Às portas da Amazónia e com mais de 400 anos de história, ergue-se uma cidade rodeada de ilhas. Terra de açaí e pororoca, carimbó e círio de Nazaré, Belém é a capital do brega, recebeu a COP 30 e é a casa do mais recente hotel português no Brasil.
Friedrich Merz é o atual chanceler alemão. Esteve nos últimos dias de outubro deste ano em Belém do Pará, no Brasil, a participar na Cimeira de Líderes, que antecedeu a COP 30, a Conferência das Nações Unidas sobre as Mudanças Climáticas. No regresso à Alemanha, num discurso em Berlim, durante uma conferência dedicada ao comércio, Merz apontou ao coração de milhões de brasileiros: “Perguntei a alguns jornalistas, que estiveram comigo no Brasil na semana passada, quem gostaria de ficar lá. Ninguém levantou a mão. Todos ficámos contentes por regressar à Alemanha, sobretudo daquele local onde estávamos.” O chanceler referia-se a Belém, capital do estado do Pará, uma das portas de entrada na Amazónia, local onde esteve cerca de 24 horas.

▸ Dados fornecidos:
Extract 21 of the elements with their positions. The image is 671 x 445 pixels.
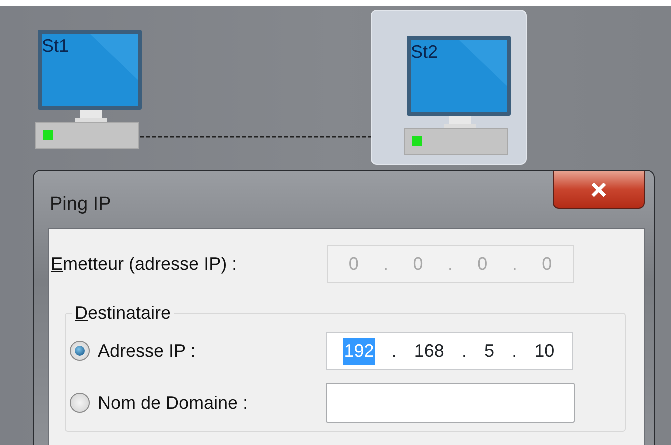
ip-octet[interactable]: 168 — [413, 338, 446, 364]
ip-octet[interactable]: 10 — [534, 338, 556, 364]
node-label: St1 — [42, 37, 70, 55]
radio-label[interactable]: Nom de Domaine : — [98, 390, 326, 416]
domain-name-field[interactable] — [326, 383, 575, 423]
node-label: St2 — [411, 43, 438, 61]
radio-button[interactable] — [70, 393, 90, 413]
dialog-title: Ping IP — [49, 193, 112, 217]
ip-octet[interactable]: 5 — [484, 338, 496, 364]
octet-separator: . — [512, 340, 518, 362]
octet-separator: . — [448, 252, 453, 276]
radio-label[interactable]: Adresse IP : — [98, 338, 326, 364]
octet-separator: . — [392, 340, 397, 362]
close-icon — [591, 182, 607, 196]
ip-address-field[interactable]: 192 . 168 . 5 . 10 — [326, 332, 573, 370]
close-button[interactable] — [553, 171, 645, 209]
octet-separator: . — [462, 340, 467, 362]
field-label: Emetteur (adresse IP) : — [51, 252, 238, 276]
octet-separator: . — [384, 252, 389, 276]
radio-button[interactable] — [70, 341, 90, 361]
octet-separator: . — [512, 252, 518, 276]
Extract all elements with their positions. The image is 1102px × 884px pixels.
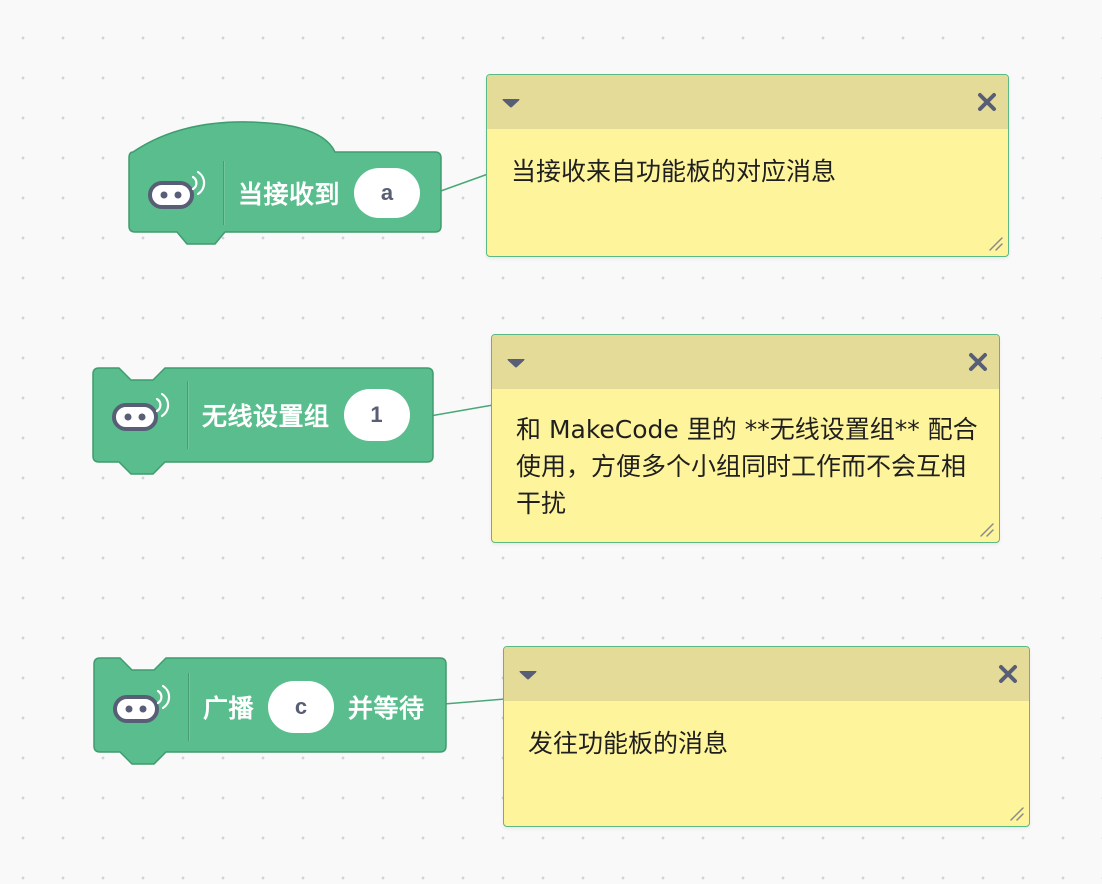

▸ Objetivo do exercício:
No texto sobre Belém, na frase que começa por «Terra de», enumere tudo aquilo de que a cidade é apresentada como terra.

▸ Resultado do exercício:
açaí, pororoca, carimbó, círio de Nazaré